• [Source data]

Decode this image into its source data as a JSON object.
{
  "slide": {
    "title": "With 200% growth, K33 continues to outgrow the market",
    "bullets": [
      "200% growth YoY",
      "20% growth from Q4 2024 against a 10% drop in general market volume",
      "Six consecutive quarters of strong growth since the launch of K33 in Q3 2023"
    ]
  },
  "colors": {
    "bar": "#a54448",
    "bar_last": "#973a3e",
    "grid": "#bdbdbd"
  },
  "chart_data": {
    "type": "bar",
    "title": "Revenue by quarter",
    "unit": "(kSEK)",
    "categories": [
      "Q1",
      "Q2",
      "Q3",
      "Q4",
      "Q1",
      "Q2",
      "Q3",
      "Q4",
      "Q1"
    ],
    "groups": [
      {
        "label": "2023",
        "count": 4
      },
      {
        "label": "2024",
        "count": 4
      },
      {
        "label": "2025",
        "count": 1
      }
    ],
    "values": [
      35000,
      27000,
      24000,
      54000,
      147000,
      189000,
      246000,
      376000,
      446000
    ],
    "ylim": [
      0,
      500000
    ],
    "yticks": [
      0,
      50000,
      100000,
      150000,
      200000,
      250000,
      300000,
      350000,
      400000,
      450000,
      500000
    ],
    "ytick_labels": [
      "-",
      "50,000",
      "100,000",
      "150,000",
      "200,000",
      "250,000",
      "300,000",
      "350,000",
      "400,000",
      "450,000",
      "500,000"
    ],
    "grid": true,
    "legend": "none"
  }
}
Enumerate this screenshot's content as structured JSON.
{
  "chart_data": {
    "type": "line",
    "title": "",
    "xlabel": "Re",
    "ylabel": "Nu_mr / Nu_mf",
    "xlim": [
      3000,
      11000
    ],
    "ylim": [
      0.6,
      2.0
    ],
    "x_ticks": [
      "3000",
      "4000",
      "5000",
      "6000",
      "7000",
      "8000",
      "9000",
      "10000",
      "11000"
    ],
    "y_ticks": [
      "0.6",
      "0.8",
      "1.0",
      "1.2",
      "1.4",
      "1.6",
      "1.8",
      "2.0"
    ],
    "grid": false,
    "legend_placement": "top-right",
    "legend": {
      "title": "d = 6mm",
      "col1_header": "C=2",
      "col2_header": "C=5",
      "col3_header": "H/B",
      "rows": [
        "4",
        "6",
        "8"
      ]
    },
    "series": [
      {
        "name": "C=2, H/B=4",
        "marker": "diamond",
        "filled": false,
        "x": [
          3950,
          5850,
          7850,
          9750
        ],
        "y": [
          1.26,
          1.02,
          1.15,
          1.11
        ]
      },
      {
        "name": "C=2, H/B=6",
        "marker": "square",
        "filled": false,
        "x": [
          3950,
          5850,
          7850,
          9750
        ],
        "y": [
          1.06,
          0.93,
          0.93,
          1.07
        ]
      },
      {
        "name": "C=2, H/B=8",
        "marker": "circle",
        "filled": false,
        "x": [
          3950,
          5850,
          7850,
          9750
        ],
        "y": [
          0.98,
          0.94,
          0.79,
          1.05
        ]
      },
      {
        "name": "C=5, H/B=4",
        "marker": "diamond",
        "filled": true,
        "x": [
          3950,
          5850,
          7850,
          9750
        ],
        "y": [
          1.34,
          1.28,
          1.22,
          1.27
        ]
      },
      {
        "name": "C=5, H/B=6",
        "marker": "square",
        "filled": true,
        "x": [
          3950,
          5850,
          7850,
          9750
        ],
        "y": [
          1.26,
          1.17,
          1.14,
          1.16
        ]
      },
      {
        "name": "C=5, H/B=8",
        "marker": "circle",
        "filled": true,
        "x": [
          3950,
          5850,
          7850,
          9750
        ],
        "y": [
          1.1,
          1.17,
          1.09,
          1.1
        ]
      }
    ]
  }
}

• [Brief] Quote all the records. Keep every word exact.

• [Solution]
Decode this image into its source data as a JSON object.
{
  "slide": {
    "title": "With 200% growth, K33 continues to outgrow the market",
    "bullets": [
      "200% growth YoY",
      "20% growth from Q4 2024 against a 10% drop in general market volume",
      "Six consecutive quarters of strong growth since the launch of K33 in Q3 2023"
    ]
  },
  "colors": {
    "bar": "#a54448",
    "bar_last": "#973a3e",
    "grid": "#bdbdbd"
  },
  "chart_data": {
    "type": "bar",
    "title": "Revenue by quarter",
    "unit": "(kSEK)",
    "categories": [
      "Q1",
      "Q2",
      "Q3",
      "Q4",
      "Q1",
      "Q2",
      "Q3",
      "Q4",
      "Q1"
    ],
    "groups": [
      {
        "label": "2023",
        "count": 4
      },
      {
        "label": "2024",
        "count": 4
      },
      {
        "label": "2025",
        "count": 1
      }
    ],
    "values": [
      35000,
      27000,
      24000,
      54000,
      147000,
      189000,
      246000,
      376000,
      446000
    ],
    "ylim": [
      0,
      500000
    ],
    "yticks": [
      0,
      50000,
      100000,
      150000,
      200000,
      250000,
      300000,
      350000,
      400000,
      450000,
      500000
    ],
    "ytick_labels": [
      "-",
      "50,000",
      "100,000",
      "150,000",
      "200,000",
      "250,000",
      "300,000",
      "350,000",
      "400,000",
      "450,000",
      "500,000"
    ],
    "grid": true,
    "legend": "none"
  }
}
Enumerate this screenshot's content as structured JSON.
{
  "chart_data": {
    "type": "line",
    "title": "",
    "xlabel": "Re",
    "ylabel": "Nu_mr / Nu_mf",
    "xlim": [
      3000,
      11000
    ],
    "ylim": [
      0.6,
      2.0
    ],
    "x_ticks": [
      "3000",
      "4000",
      "5000",
      "6000",
      "7000",
      "8000",
      "9000",
      "10000",
      "11000"
    ],
    "y_ticks": [
      "0.6",
      "0.8",
      "1.0",
      "1.2",
      "1.4",
      "1.6",
      "1.8",
      "2.0"
    ],
    "grid": false,
    "legend_placement": "top-right",
    "legend": {
      "title": "d = 6mm",
      "col1_header": "C=2",
      "col2_header": "C=5",
      "col3_header": "H/B",
      "rows": [
        "4",
        "6",
        "8"
      ]
    },
    "series": [
      {
        "name": "C=2, H/B=4",
        "marker": "diamond",
        "filled": false,
        "x": [
          3950,
          5850,
          7850,
          9750
        ],
        "y": [
          1.26,
          1.02,
          1.15,
          1.11
        ]
      },
      {
        "name": "C=2, H/B=6",
        "marker": "square",
        "filled": false,
        "x": [
          3950,
          5850,
          7850,
          9750
        ],
        "y": [
          1.06,
          0.93,
          0.93,
          1.07
        ]
      },
      {
        "name": "C=2, H/B=8",
        "marker": "circle",
        "filled": false,
        "x": [
          3950,
          5850,
          7850,
          9750
        ],
        "y": [
          0.98,
          0.94,
          0.79,
          1.05
        ]
      },
      {
        "name": "C=5, H/B=4",
        "marker": "diamond",
        "filled": true,
        "x": [
          3950,
          5850,
          7850,
          9750
        ],
        "y": [
          1.34,
          1.28,
          1.22,
          1.27
        ]
      },
      {
        "name": "C=5, H/B=6",
        "marker": "square",
        "filled": true,
        "x": [
          3950,
          5850,
          7850,
          9750
        ],
        "y": [
          1.26,
          1.17,
          1.14,
          1.16
        ]
      },
      {
        "name": "C=5, H/B=8",
        "marker": "circle",
        "filled": true,
        "x": [
          3950,
          5850,
          7850,
          9750
        ],
        "y": [
          1.1,
          1.17,
          1.09,
          1.1
        ]
      }
    ]
  }
}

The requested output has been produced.